● **Raw data**
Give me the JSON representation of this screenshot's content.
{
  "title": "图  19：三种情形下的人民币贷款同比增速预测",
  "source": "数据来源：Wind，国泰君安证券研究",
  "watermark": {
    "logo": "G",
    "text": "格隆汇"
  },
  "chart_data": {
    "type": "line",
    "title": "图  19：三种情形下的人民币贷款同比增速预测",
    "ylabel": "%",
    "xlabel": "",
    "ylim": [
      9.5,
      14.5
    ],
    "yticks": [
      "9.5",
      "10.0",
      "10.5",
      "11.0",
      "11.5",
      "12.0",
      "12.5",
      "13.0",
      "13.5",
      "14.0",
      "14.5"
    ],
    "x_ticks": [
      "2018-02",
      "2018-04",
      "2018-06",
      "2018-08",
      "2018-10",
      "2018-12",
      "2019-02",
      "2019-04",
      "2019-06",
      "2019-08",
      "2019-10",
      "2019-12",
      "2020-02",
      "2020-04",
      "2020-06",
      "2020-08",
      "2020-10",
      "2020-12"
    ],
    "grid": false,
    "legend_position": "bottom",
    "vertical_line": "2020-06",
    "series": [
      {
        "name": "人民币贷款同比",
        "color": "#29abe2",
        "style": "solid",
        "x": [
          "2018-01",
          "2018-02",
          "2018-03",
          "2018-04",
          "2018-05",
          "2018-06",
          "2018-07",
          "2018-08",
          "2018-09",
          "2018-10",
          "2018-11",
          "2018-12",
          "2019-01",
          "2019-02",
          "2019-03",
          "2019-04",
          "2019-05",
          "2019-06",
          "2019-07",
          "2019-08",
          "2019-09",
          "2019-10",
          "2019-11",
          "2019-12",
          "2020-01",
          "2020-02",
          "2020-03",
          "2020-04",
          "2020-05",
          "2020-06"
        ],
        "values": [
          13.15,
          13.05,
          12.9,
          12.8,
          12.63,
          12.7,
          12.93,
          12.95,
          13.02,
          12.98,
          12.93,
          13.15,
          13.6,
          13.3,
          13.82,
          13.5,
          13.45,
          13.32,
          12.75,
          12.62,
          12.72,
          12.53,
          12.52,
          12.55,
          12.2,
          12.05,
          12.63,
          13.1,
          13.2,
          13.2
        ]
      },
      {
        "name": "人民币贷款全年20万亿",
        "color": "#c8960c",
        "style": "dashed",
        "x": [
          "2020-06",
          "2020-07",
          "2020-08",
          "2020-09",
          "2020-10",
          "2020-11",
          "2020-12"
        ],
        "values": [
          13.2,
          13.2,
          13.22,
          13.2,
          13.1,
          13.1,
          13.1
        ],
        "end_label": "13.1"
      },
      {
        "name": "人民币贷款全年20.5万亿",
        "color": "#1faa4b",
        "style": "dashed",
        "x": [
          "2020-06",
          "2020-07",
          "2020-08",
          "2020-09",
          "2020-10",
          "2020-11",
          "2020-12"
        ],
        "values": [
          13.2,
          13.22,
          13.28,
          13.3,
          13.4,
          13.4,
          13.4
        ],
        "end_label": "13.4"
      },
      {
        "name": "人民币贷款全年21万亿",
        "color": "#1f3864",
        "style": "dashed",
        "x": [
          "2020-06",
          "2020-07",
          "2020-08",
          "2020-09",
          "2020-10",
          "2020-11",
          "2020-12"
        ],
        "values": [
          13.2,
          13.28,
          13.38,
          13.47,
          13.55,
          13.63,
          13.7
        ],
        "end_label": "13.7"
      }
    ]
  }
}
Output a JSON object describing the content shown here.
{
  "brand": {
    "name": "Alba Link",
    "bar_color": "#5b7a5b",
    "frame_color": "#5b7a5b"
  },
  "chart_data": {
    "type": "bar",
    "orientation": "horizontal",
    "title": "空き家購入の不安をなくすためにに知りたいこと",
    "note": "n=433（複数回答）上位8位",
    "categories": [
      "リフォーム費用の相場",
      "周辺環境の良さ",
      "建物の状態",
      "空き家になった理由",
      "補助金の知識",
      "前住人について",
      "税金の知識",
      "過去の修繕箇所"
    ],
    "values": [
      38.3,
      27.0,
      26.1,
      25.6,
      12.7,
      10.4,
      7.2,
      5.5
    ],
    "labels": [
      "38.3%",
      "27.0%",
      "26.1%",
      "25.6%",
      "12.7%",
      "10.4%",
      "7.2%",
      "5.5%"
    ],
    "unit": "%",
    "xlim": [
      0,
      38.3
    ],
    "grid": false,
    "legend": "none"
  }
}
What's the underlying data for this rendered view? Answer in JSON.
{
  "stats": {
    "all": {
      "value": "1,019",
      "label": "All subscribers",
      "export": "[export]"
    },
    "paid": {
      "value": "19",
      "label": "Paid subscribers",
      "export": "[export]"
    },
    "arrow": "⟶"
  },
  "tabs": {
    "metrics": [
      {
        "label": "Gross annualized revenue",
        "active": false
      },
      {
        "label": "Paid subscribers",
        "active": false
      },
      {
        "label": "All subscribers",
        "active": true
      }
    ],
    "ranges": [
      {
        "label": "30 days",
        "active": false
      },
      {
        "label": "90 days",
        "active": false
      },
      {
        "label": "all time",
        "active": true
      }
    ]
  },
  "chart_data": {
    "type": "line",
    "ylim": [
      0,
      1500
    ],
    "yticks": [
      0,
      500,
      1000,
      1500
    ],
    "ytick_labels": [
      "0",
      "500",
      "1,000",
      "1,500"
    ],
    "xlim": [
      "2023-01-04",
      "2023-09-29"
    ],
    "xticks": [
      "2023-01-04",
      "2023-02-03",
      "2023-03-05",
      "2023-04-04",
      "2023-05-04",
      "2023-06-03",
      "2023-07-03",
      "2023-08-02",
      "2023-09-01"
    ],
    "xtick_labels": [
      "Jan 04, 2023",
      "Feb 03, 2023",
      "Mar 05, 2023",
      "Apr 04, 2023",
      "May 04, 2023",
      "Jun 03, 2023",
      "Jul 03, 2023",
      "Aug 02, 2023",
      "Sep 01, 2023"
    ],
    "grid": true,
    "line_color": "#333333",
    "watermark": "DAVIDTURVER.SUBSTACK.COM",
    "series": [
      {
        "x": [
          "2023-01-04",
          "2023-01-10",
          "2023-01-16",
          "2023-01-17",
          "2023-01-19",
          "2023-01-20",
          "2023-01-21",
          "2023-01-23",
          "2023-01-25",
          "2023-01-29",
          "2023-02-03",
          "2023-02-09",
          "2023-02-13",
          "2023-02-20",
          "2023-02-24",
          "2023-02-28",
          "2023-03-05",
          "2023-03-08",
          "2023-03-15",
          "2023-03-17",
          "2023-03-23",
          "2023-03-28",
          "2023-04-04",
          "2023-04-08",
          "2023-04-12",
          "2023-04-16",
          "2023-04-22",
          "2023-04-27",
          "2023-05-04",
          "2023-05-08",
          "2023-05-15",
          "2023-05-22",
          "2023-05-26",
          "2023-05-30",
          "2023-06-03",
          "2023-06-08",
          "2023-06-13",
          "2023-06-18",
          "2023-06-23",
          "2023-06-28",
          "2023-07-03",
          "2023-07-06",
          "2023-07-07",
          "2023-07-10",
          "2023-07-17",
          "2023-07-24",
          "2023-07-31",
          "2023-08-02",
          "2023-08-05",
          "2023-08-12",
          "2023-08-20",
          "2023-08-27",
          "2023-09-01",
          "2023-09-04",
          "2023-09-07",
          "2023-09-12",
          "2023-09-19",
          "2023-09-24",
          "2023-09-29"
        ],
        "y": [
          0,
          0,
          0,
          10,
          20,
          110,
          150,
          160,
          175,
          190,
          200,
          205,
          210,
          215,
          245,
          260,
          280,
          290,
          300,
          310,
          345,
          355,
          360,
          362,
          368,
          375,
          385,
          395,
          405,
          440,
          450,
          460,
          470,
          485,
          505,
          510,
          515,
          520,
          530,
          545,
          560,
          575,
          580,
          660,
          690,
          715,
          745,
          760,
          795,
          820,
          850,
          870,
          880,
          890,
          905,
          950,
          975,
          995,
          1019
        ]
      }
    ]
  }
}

● **Given exercise**
Check each line of the listing above for the string "this", then report only how many lines have it.

● **The output**
2